Look at the entries below and reproduce them exactly.

[Dataset rows]
────────
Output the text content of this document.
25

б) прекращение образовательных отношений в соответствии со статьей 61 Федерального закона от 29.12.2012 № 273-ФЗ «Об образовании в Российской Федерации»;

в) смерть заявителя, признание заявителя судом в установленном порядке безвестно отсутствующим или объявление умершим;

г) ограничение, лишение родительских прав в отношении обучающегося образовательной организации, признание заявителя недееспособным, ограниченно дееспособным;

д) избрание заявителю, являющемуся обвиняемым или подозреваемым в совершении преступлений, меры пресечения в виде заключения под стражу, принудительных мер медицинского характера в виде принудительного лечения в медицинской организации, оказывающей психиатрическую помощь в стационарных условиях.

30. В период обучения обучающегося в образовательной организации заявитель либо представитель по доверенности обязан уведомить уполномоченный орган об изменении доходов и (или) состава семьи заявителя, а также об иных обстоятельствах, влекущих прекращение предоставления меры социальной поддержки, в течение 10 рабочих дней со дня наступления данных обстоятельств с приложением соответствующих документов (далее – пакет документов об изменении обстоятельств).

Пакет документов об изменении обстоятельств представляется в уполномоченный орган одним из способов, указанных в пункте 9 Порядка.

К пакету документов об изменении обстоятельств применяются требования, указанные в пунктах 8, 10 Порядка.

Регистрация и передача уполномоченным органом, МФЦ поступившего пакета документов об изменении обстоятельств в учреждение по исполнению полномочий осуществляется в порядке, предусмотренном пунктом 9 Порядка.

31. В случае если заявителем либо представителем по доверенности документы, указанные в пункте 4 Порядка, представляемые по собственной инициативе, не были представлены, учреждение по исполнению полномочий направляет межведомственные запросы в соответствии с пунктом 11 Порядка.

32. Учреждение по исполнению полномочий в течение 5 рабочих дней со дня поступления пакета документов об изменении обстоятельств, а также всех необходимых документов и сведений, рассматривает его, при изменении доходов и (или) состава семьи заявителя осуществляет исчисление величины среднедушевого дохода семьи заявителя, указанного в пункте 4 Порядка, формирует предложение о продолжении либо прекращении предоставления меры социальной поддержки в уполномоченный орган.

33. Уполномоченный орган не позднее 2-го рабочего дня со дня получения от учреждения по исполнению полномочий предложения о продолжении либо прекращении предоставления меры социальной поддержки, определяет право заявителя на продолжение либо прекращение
────────
▶ _Solution to this problem_
Output the text content of this document.
25

б) прекращение образовательных отношений в соответствии со статьей 61 Федерального закона от 29.12.2012 № 273-ФЗ «Об образовании в Российской Федерации»;

в) смерть заявителя, признание заявителя судом в установленном порядке безвестно отсутствующим или объявление умершим;

г) ограничение, лишение родительских прав в отношении обучающегося образовательной организации, признание заявителя недееспособным, ограниченно дееспособным;

д) избрание заявителю, являющемуся обвиняемым или подозреваемым в совершении преступлений, меры пресечения в виде заключения под стражу, принудительных мер медицинского характера в виде принудительного лечения в медицинской организации, оказывающей психиатрическую помощь в стационарных условиях.

30. В период обучения обучающегося в образовательной организации заявитель либо представитель по доверенности обязан уведомить уполномоченный орган об изменении доходов и (или) состава семьи заявителя, а также об иных обстоятельствах, влекущих прекращение предоставления меры социальной поддержки, в течение 10 рабочих дней со дня наступления данных обстоятельств с приложением соответствующих документов (далее – пакет документов об изменении обстоятельств).

Пакет документов об изменении обстоятельств представляется в уполномоченный орган одним из способов, указанных в пункте 9 Порядка.

К пакету документов об изменении обстоятельств применяются требования, указанные в пунктах 8, 10 Порядка.

Регистрация и передача уполномоченным органом, МФЦ поступившего пакета документов об изменении обстоятельств в учреждение по исполнению полномочий осуществляется в порядке, предусмотренном пунктом 9 Порядка.

31. В случае если заявителем либо представителем по доверенности документы, указанные в пункте 4 Порядка, представляемые по собственной инициативе, не были представлены, учреждение по исполнению полномочий направляет межведомственные запросы в соответствии с пунктом 11 Порядка.

32. Учреждение по исполнению полномочий в течение 5 рабочих дней со дня поступления пакета документов об изменении обстоятельств, а также всех необходимых документов и сведений, рассматривает его, при изменении доходов и (или) состава семьи заявителя осуществляет исчисление величины среднедушевого дохода семьи заявителя, указанного в пункте 4 Порядка, формирует предложение о продолжении либо прекращении предоставления меры социальной поддержки в уполномоченный орган.

33. Уполномоченный орган не позднее 2-го рабочего дня со дня получения от учреждения по исполнению полномочий предложения о продолжении либо прекращении предоставления меры социальной поддержки, определяет право заявителя на продолжение либо прекращение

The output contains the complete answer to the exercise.